▶ **PROBLEM STATEMENT**: Give the data below again exactly as written, without its pictures.

>>>>

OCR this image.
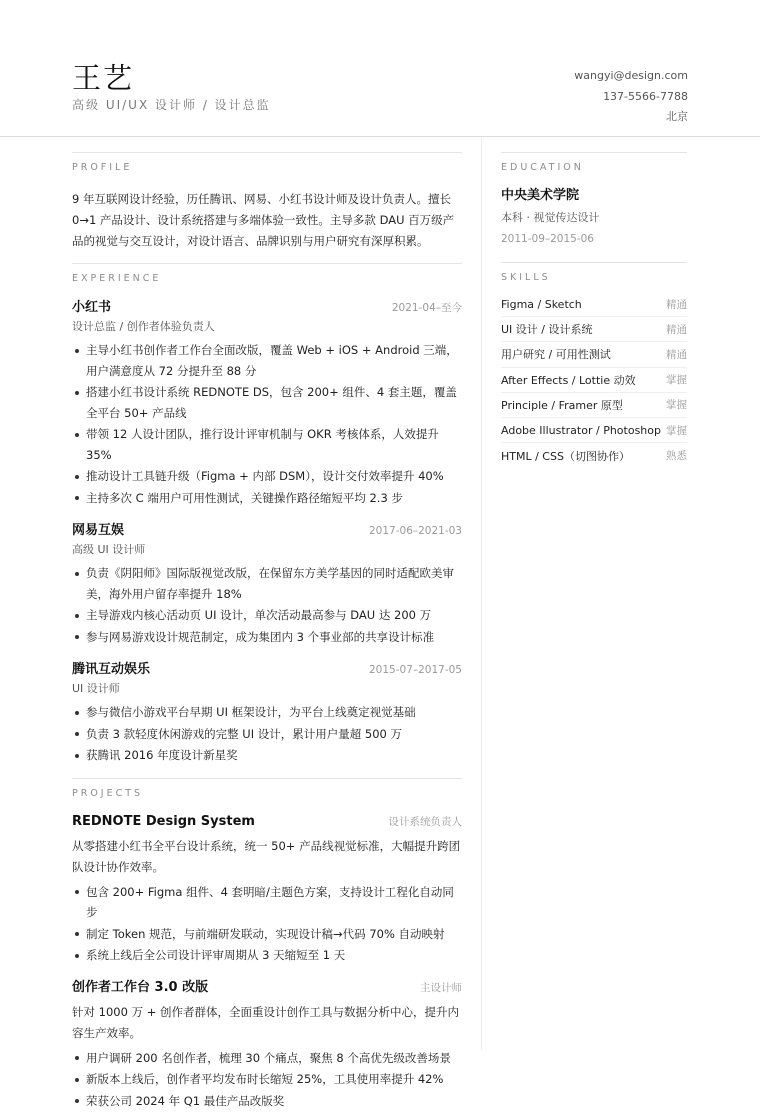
王艺
高级 UI/UX 设计师 / 设计总监
wangyi@design.com
137-5566-7788
北京
PROFILE
9 年互联网设计经验，历任腾讯、网易、小红书设计师及设计负责人。擅长 0→1 产品设计、设计系统搭建与多端体验一致性。主导多款 DAU 百万级产品的视觉与交互设计，对设计语言、品牌识别与用户研究有深厚积累。
EXPERIENCE
小红书	2021-04–至今
设计总监 / 创作者体验负责人
主导小红书创作者工作台全面改版，覆盖 Web + iOS + Android 三端，用户满意度从 72 分提升至 88 分
搭建小红书设计系统 REDNOTE DS，包含 200+ 组件、4 套主题，覆盖全平台 50+ 产品线
带领 12 人设计团队，推行设计评审机制与 OKR 考核体系，人效提升 35%
推动设计工具链升级（Figma + 内部 DSM），设计交付效率提升 40%
主持多次 C 端用户可用性测试，关键操作路径缩短平均 2.3 步
网易互娱	2017-06–2021-03
高级 UI 设计师
负责《阴阳师》国际版视觉改版，在保留东方美学基因的同时适配欧美审美，海外用户留存率提升 18%
主导游戏内核心活动页 UI 设计，单次活动最高参与 DAU 达 200 万
参与网易游戏设计规范制定，成为集团内 3 个事业部的共享设计标准
腾讯互动娱乐	2015-07–2017-05
UI 设计师
参与微信小游戏平台早期 UI 框架设计，为平台上线奠定视觉基础
负责 3 款轻度休闲游戏的完整 UI 设计，累计用户量超 500 万
获腾讯 2016 年度设计新星奖
PROJECTS
REDNOTE Design System	设计系统负责人
从零搭建小红书全平台设计系统，统一 50+ 产品线视觉标准，大幅提升跨团队设计协作效率。
包含 200+ Figma 组件、4 套明暗/主题色方案，支持设计工程化自动同步
制定 Token 规范，与前端研发联动，实现设计稿→代码 70% 自动映射
系统上线后全公司设计评审周期从 3 天缩短至 1 天
创作者工作台 3.0 改版	主设计师
针对 1000 万 + 创作者群体，全面重设计创作工具与数据分析中心，提升内容生产效率。
用户调研 200 名创作者，梳理 30 个痛点，聚焦 8 个高优先级改善场景
新版本上线后，创作者平均发布时长缩短 25%，工具使用率提升 42%
荣获公司 2024 年 Q1 最佳产品改版奖
EDUCATION
中央美术学院
本科 · 视觉传达设计
2011-09–2015-06
SKILLS
Figma / Sketch	精通
UI 设计 / 设计系统	精通
用户研究 / 可用性测试	精通
After Effects / Lottie 动效	掌握
Principle / Framer 原型	掌握
Adobe Illustrator / Photoshop 掌握
HTML / CSS（切图协作）	熟悉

<<<<

▶ **SOLUTION**:
OCR this image.
王艺
高级 UI/UX 设计师 / 设计总监
wangyi@design.com
137-5566-7788
北京
PROFILE
9 年互联网设计经验，历任腾讯、网易、小红书设计师及设计负责人。擅长 0→1 产品设计、设计系统搭建与多端体验一致性。主导多款 DAU 百万级产品的视觉与交互设计，对设计语言、品牌识别与用户研究有深厚积累。
EXPERIENCE
小红书	2021-04–至今
设计总监 / 创作者体验负责人
主导小红书创作者工作台全面改版，覆盖 Web + iOS + Android 三端，用户满意度从 72 分提升至 88 分
搭建小红书设计系统 REDNOTE DS，包含 200+ 组件、4 套主题，覆盖全平台 50+ 产品线
带领 12 人设计团队，推行设计评审机制与 OKR 考核体系，人效提升 35%
推动设计工具链升级（Figma + 内部 DSM），设计交付效率提升 40%
主持多次 C 端用户可用性测试，关键操作路径缩短平均 2.3 步
网易互娱	2017-06–2021-03
高级 UI 设计师
负责《阴阳师》国际版视觉改版，在保留东方美学基因的同时适配欧美审美，海外用户留存率提升 18%
主导游戏内核心活动页 UI 设计，单次活动最高参与 DAU 达 200 万
参与网易游戏设计规范制定，成为集团内 3 个事业部的共享设计标准
腾讯互动娱乐	2015-07–2017-05
UI 设计师
参与微信小游戏平台早期 UI 框架设计，为平台上线奠定视觉基础
负责 3 款轻度休闲游戏的完整 UI 设计，累计用户量超 500 万
获腾讯 2016 年度设计新星奖
PROJECTS
REDNOTE Design System	设计系统负责人
从零搭建小红书全平台设计系统，统一 50+ 产品线视觉标准，大幅提升跨团队设计协作效率。
包含 200+ Figma 组件、4 套明暗/主题色方案，支持设计工程化自动同步
制定 Token 规范，与前端研发联动，实现设计稿→代码 70% 自动映射
系统上线后全公司设计评审周期从 3 天缩短至 1 天
创作者工作台 3.0 改版	主设计师
针对 1000 万 + 创作者群体，全面重设计创作工具与数据分析中心，提升内容生产效率。
用户调研 200 名创作者，梳理 30 个痛点，聚焦 8 个高优先级改善场景
新版本上线后，创作者平均发布时长缩短 25%，工具使用率提升 42%
荣获公司 2024 年 Q1 最佳产品改版奖
EDUCATION
中央美术学院
本科 · 视觉传达设计
2011-09–2015-06
SKILLS
Figma / Sketch	精通
UI 设计 / 设计系统	精通
用户研究 / 可用性测试	精通
After Effects / Lottie 动效	掌握
Principle / Framer 原型	掌握
Adobe Illustrator / Photoshop 掌握
HTML / CSS（切图协作）	熟悉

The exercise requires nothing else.